▶ **TASK TO CARRY OUT**: Each entry here is to be restated word for word.

Data items
------------------------------------------------
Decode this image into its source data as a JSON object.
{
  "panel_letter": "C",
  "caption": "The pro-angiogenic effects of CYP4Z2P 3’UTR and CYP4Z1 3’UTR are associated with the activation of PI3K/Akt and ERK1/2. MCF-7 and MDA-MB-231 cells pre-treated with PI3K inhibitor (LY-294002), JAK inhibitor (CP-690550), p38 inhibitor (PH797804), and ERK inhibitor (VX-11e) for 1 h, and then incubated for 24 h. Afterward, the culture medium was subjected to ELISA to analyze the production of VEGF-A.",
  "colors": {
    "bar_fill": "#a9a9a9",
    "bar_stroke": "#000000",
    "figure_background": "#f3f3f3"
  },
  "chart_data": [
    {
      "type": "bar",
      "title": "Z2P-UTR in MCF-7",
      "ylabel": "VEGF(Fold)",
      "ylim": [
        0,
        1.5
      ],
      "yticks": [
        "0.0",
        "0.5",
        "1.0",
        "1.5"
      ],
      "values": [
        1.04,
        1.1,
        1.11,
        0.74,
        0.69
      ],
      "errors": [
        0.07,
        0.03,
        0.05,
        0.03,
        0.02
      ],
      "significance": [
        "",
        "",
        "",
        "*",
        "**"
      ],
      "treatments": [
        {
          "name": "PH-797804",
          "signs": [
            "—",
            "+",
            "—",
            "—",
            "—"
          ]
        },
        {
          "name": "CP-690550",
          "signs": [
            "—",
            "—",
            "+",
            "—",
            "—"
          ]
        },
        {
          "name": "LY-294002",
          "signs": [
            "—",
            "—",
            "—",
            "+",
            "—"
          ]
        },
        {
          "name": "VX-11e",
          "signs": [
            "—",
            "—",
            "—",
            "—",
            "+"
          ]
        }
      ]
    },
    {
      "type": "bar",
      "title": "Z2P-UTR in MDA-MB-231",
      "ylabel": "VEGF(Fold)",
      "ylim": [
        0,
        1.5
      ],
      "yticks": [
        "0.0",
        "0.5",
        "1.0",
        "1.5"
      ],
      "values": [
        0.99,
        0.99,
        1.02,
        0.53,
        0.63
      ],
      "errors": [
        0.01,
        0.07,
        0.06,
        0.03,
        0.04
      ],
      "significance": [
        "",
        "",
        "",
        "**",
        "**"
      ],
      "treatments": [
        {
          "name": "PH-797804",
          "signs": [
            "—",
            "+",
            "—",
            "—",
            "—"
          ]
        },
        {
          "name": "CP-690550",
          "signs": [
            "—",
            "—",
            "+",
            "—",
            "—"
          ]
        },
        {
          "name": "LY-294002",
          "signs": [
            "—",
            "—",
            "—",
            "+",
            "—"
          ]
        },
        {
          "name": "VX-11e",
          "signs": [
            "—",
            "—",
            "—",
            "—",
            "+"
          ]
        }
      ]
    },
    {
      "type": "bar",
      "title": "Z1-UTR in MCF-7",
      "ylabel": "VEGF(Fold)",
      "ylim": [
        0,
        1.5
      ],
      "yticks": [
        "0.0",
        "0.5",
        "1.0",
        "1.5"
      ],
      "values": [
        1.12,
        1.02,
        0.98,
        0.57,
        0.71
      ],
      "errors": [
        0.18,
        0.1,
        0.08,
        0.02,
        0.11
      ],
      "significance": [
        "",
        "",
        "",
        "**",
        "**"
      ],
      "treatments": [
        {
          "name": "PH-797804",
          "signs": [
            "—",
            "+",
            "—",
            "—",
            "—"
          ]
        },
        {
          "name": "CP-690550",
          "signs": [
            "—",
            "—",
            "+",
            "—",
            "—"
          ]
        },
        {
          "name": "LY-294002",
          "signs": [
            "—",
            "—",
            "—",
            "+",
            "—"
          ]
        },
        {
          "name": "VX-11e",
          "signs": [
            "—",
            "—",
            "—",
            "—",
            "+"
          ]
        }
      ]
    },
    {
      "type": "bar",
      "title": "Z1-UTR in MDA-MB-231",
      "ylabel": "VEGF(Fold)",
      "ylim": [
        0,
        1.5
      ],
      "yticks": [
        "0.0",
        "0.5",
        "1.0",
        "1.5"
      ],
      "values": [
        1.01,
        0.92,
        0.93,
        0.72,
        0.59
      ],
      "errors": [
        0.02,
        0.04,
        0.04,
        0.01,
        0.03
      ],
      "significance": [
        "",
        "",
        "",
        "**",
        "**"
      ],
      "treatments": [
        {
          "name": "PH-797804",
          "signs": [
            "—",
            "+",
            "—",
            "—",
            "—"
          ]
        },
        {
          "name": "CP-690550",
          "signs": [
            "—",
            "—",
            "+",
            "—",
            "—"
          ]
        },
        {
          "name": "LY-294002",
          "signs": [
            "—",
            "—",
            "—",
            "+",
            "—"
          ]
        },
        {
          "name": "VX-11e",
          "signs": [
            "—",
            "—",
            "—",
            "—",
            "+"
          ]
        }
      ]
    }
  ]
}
------------------------------------------------
▶ **RESULT**:
Decode this image into its source data as a JSON object.
{
  "panel_letter": "C",
  "caption": "The pro-angiogenic effects of CYP4Z2P 3’UTR and CYP4Z1 3’UTR are associated with the activation of PI3K/Akt and ERK1/2. MCF-7 and MDA-MB-231 cells pre-treated with PI3K inhibitor (LY-294002), JAK inhibitor (CP-690550), p38 inhibitor (PH797804), and ERK inhibitor (VX-11e) for 1 h, and then incubated for 24 h. Afterward, the culture medium was subjected to ELISA to analyze the production of VEGF-A.",
  "colors": {
    "bar_fill": "#a9a9a9",
    "bar_stroke": "#000000",
    "figure_background": "#f3f3f3"
  },
  "chart_data": [
    {
      "type": "bar",
      "title": "Z2P-UTR in MCF-7",
      "ylabel": "VEGF(Fold)",
      "ylim": [
        0,
        1.5
      ],
      "yticks": [
        "0.0",
        "0.5",
        "1.0",
        "1.5"
      ],
      "values": [
        1.04,
        1.1,
        1.11,
        0.74,
        0.69
      ],
      "errors": [
        0.07,
        0.03,
        0.05,
        0.03,
        0.02
      ],
      "significance": [
        "",
        "",
        "",
        "*",
        "**"
      ],
      "treatments": [
        {
          "name": "PH-797804",
          "signs": [
            "—",
            "+",
            "—",
            "—",
            "—"
          ]
        },
        {
          "name": "CP-690550",
          "signs": [
            "—",
            "—",
            "+",
            "—",
            "—"
          ]
        },
        {
          "name": "LY-294002",
          "signs": [
            "—",
            "—",
            "—",
            "+",
            "—"
          ]
        },
        {
          "name": "VX-11e",
          "signs": [
            "—",
            "—",
            "—",
            "—",
            "+"
          ]
        }
      ]
    },
    {
      "type": "bar",
      "title": "Z2P-UTR in MDA-MB-231",
      "ylabel": "VEGF(Fold)",
      "ylim": [
        0,
        1.5
      ],
      "yticks": [
        "0.0",
        "0.5",
        "1.0",
        "1.5"
      ],
      "values": [
        0.99,
        0.99,
        1.02,
        0.53,
        0.63
      ],
      "errors": [
        0.01,
        0.07,
        0.06,
        0.03,
        0.04
      ],
      "significance": [
        "",
        "",
        "",
        "**",
        "**"
      ],
      "treatments": [
        {
          "name": "PH-797804",
          "signs": [
            "—",
            "+",
            "—",
            "—",
            "—"
          ]
        },
        {
          "name": "CP-690550",
          "signs": [
            "—",
            "—",
            "+",
            "—",
            "—"
          ]
        },
        {
          "name": "LY-294002",
          "signs": [
            "—",
            "—",
            "—",
            "+",
            "—"
          ]
        },
        {
          "name": "VX-11e",
          "signs": [
            "—",
            "—",
            "—",
            "—",
            "+"
          ]
        }
      ]
    },
    {
      "type": "bar",
      "title": "Z1-UTR in MCF-7",
      "ylabel": "VEGF(Fold)",
      "ylim": [
        0,
        1.5
      ],
      "yticks": [
        "0.0",
        "0.5",
        "1.0",
        "1.5"
      ],
      "values": [
        1.12,
        1.02,
        0.98,
        0.57,
        0.71
      ],
      "errors": [
        0.18,
        0.1,
        0.08,
        0.02,
        0.11
      ],
      "significance": [
        "",
        "",
        "",
        "**",
        "**"
      ],
      "treatments": [
        {
          "name": "PH-797804",
          "signs": [
            "—",
            "+",
            "—",
            "—",
            "—"
          ]
        },
        {
          "name": "CP-690550",
          "signs": [
            "—",
            "—",
            "+",
            "—",
            "—"
          ]
        },
        {
          "name": "LY-294002",
          "signs": [
            "—",
            "—",
            "—",
            "+",
            "—"
          ]
        },
        {
          "name": "VX-11e",
          "signs": [
            "—",
            "—",
            "—",
            "—",
            "+"
          ]
        }
      ]
    },
    {
      "type": "bar",
      "title": "Z1-UTR in MDA-MB-231",
      "ylabel": "VEGF(Fold)",
      "ylim": [
        0,
        1.5
      ],
      "yticks": [
        "0.0",
        "0.5",
        "1.0",
        "1.5"
      ],
      "values": [
        1.01,
        0.92,
        0.93,
        0.72,
        0.59
      ],
      "errors": [
        0.02,
        0.04,
        0.04,
        0.01,
        0.03
      ],
      "significance": [
        "",
        "",
        "",
        "**",
        "**"
      ],
      "treatments": [
        {
          "name": "PH-797804",
          "signs": [
            "—",
            "+",
            "—",
            "—",
            "—"
          ]
        },
        {
          "name": "CP-690550",
          "signs": [
            "—",
            "—",
            "+",
            "—",
            "—"
          ]
        },
        {
          "name": "LY-294002",
          "signs": [
            "—",
            "—",
            "—",
            "+",
            "—"
          ]
        },
        {
          "name": "VX-11e",
          "signs": [
            "—",
            "—",
            "—",
            "—",
            "+"
          ]
        }
      ]
    }
  ]
}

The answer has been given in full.